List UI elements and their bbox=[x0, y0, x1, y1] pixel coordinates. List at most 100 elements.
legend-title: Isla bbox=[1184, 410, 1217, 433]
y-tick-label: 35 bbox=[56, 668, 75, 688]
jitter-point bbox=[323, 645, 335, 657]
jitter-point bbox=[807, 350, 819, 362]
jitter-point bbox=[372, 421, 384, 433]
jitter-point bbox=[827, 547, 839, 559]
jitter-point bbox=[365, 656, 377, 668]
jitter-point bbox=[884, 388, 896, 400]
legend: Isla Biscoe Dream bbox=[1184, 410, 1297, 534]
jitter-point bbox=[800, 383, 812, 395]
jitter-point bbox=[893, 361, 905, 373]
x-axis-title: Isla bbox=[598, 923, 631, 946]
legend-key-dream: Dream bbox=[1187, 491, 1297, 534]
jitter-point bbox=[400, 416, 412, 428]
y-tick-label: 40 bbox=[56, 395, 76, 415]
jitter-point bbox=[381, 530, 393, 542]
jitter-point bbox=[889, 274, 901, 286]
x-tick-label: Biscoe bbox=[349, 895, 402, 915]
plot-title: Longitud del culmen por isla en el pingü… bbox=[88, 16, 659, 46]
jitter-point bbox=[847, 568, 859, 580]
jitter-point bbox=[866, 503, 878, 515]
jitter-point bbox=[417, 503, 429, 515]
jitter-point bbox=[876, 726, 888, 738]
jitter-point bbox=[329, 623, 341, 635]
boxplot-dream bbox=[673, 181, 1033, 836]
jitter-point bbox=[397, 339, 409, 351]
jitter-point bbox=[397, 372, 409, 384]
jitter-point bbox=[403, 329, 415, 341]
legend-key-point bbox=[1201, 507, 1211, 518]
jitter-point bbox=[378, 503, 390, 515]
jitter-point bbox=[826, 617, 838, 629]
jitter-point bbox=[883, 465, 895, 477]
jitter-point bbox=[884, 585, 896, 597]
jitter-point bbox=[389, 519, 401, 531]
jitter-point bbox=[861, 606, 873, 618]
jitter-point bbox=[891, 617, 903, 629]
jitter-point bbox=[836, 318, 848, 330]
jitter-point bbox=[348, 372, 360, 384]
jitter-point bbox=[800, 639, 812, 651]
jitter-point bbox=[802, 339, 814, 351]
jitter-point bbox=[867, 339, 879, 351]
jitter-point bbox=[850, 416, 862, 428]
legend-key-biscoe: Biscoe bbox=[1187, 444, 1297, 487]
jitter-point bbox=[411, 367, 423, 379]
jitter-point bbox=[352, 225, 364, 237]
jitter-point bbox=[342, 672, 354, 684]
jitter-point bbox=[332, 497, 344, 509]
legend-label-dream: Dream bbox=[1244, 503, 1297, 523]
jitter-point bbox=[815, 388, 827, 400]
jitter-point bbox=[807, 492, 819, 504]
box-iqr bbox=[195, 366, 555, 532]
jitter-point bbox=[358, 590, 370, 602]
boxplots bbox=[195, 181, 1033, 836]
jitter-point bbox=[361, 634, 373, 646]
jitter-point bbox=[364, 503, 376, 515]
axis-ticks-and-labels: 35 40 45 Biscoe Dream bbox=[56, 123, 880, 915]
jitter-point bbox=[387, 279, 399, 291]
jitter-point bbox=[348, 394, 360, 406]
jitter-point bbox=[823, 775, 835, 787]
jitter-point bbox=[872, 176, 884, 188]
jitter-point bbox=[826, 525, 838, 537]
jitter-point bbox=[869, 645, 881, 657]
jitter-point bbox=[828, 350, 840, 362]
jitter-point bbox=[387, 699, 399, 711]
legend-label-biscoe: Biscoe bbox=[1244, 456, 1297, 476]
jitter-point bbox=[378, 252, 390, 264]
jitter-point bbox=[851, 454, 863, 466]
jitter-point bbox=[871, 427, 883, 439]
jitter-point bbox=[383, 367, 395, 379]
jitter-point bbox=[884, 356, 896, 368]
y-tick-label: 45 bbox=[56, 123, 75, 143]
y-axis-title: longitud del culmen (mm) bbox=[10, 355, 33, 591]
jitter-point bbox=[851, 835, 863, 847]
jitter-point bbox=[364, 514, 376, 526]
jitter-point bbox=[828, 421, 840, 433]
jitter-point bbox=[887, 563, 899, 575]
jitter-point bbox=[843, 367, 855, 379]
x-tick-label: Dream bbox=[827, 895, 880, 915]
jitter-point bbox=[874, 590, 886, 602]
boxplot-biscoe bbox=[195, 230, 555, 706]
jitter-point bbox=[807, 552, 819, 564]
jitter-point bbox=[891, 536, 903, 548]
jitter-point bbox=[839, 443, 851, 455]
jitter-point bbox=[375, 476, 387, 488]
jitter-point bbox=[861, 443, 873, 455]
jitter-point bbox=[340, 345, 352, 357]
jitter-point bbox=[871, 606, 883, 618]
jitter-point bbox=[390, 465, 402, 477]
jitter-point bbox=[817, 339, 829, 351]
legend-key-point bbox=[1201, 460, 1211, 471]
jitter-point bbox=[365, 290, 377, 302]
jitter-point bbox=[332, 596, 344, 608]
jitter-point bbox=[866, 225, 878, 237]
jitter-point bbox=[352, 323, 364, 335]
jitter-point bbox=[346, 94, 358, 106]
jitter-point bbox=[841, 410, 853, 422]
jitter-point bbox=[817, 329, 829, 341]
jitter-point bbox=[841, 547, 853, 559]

GIVEN TASK: Rewrite the lines above, changing every "jitter-point" to "scatter-point" and keeping everything else the same.

COMPLETE OUTPUT:
List UI elements and their bbox=[x0, y0, x1, y1] pixel coordinates. List at most 100 elements.
legend-title: Isla bbox=[1184, 410, 1217, 433]
y-tick-label: 35 bbox=[56, 668, 75, 688]
scatter-point bbox=[323, 645, 335, 657]
scatter-point bbox=[807, 350, 819, 362]
scatter-point bbox=[372, 421, 384, 433]
scatter-point bbox=[827, 547, 839, 559]
scatter-point bbox=[365, 656, 377, 668]
scatter-point bbox=[884, 388, 896, 400]
legend: Isla Biscoe Dream bbox=[1184, 410, 1297, 534]
scatter-point bbox=[800, 383, 812, 395]
scatter-point bbox=[893, 361, 905, 373]
x-axis-title: Isla bbox=[598, 923, 631, 946]
legend-key-dream: Dream bbox=[1187, 491, 1297, 534]
scatter-point bbox=[400, 416, 412, 428]
y-tick-label: 40 bbox=[56, 395, 76, 415]
scatter-point bbox=[381, 530, 393, 542]
scatter-point bbox=[889, 274, 901, 286]
x-tick-label: Biscoe bbox=[349, 895, 402, 915]
plot-title: Longitud del culmen por isla en el pingü… bbox=[88, 16, 659, 46]
scatter-point bbox=[847, 568, 859, 580]
scatter-point bbox=[866, 503, 878, 515]
scatter-point bbox=[417, 503, 429, 515]
scatter-point bbox=[876, 726, 888, 738]
scatter-point bbox=[329, 623, 341, 635]
boxplot-dream bbox=[673, 181, 1033, 836]
scatter-point bbox=[397, 339, 409, 351]
scatter-point bbox=[397, 372, 409, 384]
scatter-point bbox=[403, 329, 415, 341]
legend-key-point bbox=[1201, 507, 1211, 518]
scatter-point bbox=[378, 503, 390, 515]
scatter-point bbox=[826, 617, 838, 629]
scatter-point bbox=[883, 465, 895, 477]
scatter-point bbox=[884, 585, 896, 597]
scatter-point bbox=[389, 519, 401, 531]
scatter-point bbox=[861, 606, 873, 618]
scatter-point bbox=[891, 617, 903, 629]
scatter-point bbox=[836, 318, 848, 330]
scatter-point bbox=[348, 372, 360, 384]
scatter-point bbox=[800, 639, 812, 651]
scatter-point bbox=[802, 339, 814, 351]
scatter-point bbox=[867, 339, 879, 351]
scatter-point bbox=[850, 416, 862, 428]
legend-key-biscoe: Biscoe bbox=[1187, 444, 1297, 487]
scatter-point bbox=[411, 367, 423, 379]
scatter-point bbox=[352, 225, 364, 237]
scatter-point bbox=[342, 672, 354, 684]
scatter-point bbox=[332, 497, 344, 509]
legend-label-dream: Dream bbox=[1244, 503, 1297, 523]
scatter-point bbox=[815, 388, 827, 400]
scatter-point bbox=[807, 492, 819, 504]
box-iqr bbox=[195, 366, 555, 532]
scatter-point bbox=[358, 590, 370, 602]
boxplots bbox=[195, 181, 1033, 836]
scatter-point bbox=[361, 634, 373, 646]
scatter-point bbox=[364, 503, 376, 515]
axis-ticks-and-labels: 35 40 45 Biscoe Dream bbox=[56, 123, 880, 915]
scatter-point bbox=[387, 279, 399, 291]
scatter-point bbox=[348, 394, 360, 406]
scatter-point bbox=[823, 775, 835, 787]
scatter-point bbox=[872, 176, 884, 188]
scatter-point bbox=[826, 525, 838, 537]
scatter-point bbox=[869, 645, 881, 657]
scatter-point bbox=[828, 350, 840, 362]
scatter-point bbox=[387, 699, 399, 711]
legend-label-biscoe: Biscoe bbox=[1244, 456, 1297, 476]
scatter-point bbox=[378, 252, 390, 264]
scatter-point bbox=[851, 454, 863, 466]
scatter-point bbox=[871, 427, 883, 439]
scatter-point bbox=[383, 367, 395, 379]
scatter-point bbox=[884, 356, 896, 368]
y-tick-label: 45 bbox=[56, 123, 75, 143]
y-axis-title: longitud del culmen (mm) bbox=[10, 355, 33, 591]
scatter-point bbox=[851, 835, 863, 847]
scatter-point bbox=[364, 514, 376, 526]
scatter-point bbox=[828, 421, 840, 433]
scatter-point bbox=[887, 563, 899, 575]
scatter-point bbox=[843, 367, 855, 379]
x-tick-label: Dream bbox=[827, 895, 880, 915]
scatter-point bbox=[874, 590, 886, 602]
boxplot-biscoe bbox=[195, 230, 555, 706]
scatter-point bbox=[807, 552, 819, 564]
scatter-point bbox=[891, 536, 903, 548]
scatter-point bbox=[839, 443, 851, 455]
scatter-point bbox=[375, 476, 387, 488]
scatter-point bbox=[861, 443, 873, 455]
scatter-point bbox=[340, 345, 352, 357]
scatter-point bbox=[871, 606, 883, 618]
scatter-point bbox=[390, 465, 402, 477]
scatter-point bbox=[817, 339, 829, 351]
legend-key-point bbox=[1201, 460, 1211, 471]
scatter-point bbox=[365, 290, 377, 302]
scatter-point bbox=[332, 596, 344, 608]
scatter-point bbox=[866, 225, 878, 237]
scatter-point bbox=[352, 323, 364, 335]
scatter-point bbox=[346, 94, 358, 106]
scatter-point bbox=[841, 410, 853, 422]
scatter-point bbox=[817, 329, 829, 341]
scatter-point bbox=[841, 547, 853, 559]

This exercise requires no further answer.